*Problem*. Records follow. Pull out every line that contains "kind".

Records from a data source
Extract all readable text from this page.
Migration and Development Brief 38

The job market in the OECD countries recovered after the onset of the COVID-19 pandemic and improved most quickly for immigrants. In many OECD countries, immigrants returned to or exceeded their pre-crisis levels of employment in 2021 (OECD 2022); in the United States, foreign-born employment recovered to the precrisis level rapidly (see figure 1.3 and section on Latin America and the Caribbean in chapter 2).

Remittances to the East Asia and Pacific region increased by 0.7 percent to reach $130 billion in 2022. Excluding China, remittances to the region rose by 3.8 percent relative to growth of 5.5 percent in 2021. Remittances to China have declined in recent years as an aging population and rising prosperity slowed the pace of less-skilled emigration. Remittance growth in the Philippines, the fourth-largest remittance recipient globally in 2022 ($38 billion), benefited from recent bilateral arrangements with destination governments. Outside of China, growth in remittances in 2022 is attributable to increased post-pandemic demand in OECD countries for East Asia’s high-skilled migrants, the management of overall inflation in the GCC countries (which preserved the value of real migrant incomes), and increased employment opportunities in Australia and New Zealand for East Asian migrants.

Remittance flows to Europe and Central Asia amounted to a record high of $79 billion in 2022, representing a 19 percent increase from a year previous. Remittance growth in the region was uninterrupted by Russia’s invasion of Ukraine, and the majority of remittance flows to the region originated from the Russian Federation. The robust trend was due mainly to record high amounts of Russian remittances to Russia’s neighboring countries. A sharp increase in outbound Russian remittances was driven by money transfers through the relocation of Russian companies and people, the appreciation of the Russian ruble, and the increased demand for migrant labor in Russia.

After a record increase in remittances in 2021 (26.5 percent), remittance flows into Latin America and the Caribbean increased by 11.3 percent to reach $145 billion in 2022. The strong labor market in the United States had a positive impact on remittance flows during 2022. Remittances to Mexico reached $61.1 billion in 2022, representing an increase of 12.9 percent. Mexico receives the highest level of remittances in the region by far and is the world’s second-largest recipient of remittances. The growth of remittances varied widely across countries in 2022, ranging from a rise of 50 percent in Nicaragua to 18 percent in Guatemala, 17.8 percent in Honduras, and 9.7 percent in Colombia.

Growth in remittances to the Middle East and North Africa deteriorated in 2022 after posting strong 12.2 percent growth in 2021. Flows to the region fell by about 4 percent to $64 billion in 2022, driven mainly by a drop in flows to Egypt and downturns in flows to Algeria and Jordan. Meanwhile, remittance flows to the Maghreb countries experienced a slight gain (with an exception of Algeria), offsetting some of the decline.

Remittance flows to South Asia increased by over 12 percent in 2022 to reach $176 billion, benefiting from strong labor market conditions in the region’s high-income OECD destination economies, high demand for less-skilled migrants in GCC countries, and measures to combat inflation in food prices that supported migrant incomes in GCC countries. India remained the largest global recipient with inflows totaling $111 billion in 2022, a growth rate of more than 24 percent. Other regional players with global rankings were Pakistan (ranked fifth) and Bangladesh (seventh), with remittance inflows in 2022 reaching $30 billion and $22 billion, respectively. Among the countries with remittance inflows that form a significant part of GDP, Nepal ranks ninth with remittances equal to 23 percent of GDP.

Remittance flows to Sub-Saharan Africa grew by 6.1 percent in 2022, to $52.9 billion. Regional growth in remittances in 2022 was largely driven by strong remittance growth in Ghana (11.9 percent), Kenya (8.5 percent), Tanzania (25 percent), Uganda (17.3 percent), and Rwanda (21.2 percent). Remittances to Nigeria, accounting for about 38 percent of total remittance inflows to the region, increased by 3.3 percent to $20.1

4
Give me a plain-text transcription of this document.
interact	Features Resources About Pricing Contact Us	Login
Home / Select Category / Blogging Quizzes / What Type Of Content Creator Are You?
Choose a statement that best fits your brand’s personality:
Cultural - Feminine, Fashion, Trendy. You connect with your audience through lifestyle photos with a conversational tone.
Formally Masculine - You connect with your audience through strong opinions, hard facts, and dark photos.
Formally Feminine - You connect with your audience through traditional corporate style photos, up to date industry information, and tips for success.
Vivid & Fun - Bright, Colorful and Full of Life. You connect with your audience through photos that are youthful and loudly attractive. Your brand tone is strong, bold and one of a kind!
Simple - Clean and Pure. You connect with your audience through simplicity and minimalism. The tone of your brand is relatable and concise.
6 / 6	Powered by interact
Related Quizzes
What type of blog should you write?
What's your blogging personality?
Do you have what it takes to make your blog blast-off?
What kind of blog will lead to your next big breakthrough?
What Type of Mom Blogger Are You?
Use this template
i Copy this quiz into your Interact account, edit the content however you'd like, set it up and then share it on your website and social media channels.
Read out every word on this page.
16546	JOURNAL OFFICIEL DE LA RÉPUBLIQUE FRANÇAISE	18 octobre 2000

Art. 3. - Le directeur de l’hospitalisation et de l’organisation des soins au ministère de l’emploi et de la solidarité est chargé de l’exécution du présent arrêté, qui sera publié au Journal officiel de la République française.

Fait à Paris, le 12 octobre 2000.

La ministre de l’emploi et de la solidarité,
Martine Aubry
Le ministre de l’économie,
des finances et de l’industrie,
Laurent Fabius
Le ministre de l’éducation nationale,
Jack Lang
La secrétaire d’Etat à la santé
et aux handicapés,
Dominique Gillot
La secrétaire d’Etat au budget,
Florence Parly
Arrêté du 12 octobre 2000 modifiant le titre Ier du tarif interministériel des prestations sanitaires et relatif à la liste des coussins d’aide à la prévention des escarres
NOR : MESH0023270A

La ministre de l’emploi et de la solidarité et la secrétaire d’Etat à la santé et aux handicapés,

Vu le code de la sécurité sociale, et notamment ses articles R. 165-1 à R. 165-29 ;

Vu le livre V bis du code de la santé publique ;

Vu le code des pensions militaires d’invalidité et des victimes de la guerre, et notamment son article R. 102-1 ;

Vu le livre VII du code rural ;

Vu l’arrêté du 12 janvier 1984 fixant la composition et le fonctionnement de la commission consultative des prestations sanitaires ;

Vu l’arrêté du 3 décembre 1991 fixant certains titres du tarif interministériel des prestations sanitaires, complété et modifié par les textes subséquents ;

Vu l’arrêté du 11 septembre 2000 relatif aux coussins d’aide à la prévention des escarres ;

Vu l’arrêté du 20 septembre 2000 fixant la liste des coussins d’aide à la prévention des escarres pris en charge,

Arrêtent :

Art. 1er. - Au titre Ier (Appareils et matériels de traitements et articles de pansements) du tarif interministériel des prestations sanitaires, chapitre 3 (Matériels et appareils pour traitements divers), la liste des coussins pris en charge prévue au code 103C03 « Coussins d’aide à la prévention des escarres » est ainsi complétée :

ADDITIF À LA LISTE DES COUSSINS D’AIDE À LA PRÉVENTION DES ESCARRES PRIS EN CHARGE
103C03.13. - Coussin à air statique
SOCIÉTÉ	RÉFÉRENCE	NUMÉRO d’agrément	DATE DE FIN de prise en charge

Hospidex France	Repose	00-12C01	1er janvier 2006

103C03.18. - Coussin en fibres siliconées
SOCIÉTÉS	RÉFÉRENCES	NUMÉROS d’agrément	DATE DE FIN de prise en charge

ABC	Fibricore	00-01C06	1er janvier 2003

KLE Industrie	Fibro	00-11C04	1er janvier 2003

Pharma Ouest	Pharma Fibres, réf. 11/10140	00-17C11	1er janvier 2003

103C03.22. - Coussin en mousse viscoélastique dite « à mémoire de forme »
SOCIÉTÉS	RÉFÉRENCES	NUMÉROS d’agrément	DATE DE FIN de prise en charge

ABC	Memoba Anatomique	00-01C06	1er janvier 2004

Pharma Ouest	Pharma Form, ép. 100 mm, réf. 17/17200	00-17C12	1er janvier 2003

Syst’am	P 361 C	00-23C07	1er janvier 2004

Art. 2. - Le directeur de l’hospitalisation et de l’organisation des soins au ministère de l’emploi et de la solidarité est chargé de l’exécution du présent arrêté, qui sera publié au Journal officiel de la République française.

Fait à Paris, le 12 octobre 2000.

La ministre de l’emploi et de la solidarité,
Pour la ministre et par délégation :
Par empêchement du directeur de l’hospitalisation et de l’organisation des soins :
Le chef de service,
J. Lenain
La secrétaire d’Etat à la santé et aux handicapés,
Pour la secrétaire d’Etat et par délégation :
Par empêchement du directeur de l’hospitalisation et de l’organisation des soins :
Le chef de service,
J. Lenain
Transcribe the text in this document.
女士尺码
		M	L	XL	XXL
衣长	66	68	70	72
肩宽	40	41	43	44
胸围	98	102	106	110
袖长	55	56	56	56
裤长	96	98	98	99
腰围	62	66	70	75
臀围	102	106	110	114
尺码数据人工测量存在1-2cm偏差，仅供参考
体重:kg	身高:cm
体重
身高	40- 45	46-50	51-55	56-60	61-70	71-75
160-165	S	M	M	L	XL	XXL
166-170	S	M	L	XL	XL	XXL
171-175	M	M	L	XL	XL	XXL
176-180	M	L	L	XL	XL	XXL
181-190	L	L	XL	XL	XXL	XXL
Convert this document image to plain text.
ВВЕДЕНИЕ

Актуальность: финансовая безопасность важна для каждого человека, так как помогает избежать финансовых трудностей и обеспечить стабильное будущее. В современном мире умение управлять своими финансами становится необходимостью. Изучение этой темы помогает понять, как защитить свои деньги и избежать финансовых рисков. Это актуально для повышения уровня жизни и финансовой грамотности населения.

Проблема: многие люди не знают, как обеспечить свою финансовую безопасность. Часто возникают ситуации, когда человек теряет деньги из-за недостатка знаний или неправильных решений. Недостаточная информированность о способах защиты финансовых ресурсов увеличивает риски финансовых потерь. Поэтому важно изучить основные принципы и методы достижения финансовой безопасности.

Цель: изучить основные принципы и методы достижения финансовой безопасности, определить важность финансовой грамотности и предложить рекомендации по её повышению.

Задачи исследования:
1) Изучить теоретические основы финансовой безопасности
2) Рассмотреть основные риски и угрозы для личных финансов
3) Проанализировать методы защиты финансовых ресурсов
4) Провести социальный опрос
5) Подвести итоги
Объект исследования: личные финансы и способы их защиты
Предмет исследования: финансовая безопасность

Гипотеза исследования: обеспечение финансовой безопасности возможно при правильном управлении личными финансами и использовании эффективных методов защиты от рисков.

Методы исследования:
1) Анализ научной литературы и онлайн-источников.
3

*Result*.
Vivid & Fun - Bright, Colorful and Full of Life. You connect with your audience through photos that are youthful and loudly attractive. Your brand tone is strong, bold and one of a kind!
What kind of blog will lead to your next big breakthrough?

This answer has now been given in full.